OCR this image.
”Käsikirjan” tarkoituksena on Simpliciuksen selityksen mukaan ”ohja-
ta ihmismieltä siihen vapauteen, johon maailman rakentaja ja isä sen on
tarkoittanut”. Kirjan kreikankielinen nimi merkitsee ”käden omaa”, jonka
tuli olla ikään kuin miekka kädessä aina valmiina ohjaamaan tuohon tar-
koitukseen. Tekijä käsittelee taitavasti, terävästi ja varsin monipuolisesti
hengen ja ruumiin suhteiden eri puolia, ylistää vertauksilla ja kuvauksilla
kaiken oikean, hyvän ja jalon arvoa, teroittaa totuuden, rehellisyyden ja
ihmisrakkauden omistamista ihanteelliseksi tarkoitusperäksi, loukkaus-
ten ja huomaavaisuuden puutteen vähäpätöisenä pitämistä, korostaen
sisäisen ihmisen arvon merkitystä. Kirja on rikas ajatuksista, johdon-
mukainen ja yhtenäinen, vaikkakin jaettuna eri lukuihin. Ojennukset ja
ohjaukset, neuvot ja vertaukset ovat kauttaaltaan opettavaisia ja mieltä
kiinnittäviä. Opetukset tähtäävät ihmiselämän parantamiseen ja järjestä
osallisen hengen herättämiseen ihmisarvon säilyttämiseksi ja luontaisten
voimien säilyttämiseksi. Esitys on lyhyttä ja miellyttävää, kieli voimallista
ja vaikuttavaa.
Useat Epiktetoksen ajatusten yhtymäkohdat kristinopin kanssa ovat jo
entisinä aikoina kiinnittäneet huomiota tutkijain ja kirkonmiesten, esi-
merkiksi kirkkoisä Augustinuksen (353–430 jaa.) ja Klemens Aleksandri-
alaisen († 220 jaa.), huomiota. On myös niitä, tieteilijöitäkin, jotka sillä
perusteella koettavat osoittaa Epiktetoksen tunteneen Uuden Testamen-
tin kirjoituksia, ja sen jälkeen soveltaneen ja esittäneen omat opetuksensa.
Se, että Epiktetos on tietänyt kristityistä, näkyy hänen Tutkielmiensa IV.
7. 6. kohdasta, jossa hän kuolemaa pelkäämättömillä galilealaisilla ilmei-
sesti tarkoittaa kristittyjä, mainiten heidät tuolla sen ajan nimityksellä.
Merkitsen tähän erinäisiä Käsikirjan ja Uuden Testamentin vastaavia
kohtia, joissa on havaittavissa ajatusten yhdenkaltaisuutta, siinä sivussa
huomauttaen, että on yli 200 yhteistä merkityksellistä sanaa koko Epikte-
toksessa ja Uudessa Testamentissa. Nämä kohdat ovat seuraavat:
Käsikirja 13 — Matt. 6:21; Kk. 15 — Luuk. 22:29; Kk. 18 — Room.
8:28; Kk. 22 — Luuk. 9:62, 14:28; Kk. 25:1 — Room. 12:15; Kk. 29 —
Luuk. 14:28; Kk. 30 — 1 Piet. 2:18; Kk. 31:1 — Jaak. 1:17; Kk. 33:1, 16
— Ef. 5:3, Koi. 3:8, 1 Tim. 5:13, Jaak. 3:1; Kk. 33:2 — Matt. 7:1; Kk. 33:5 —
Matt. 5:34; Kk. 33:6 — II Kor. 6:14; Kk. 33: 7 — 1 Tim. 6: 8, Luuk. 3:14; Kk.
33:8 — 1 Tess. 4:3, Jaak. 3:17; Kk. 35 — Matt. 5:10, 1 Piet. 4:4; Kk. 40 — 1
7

The problem
Single out each line of the records above with the string "Jaak" in it, and copy it.

Solution for this problem
Luuk. 14:28; Kk. 30 — 1 Piet. 2:18; Kk. 31:1 — Jaak. 1:17; Kk. 33:1, 16
— Ef. 5:3, Koi. 3:8, 1 Tim. 5:13, Jaak. 3:1; Kk. 33:2 — Matt. 7:1; Kk. 33:5 —
33:8 — 1 Tess. 4:3, Jaak. 3:17; Kk. 35 — Matt. 5:10, 1 Piet. 4:4; Kk. 40 — 1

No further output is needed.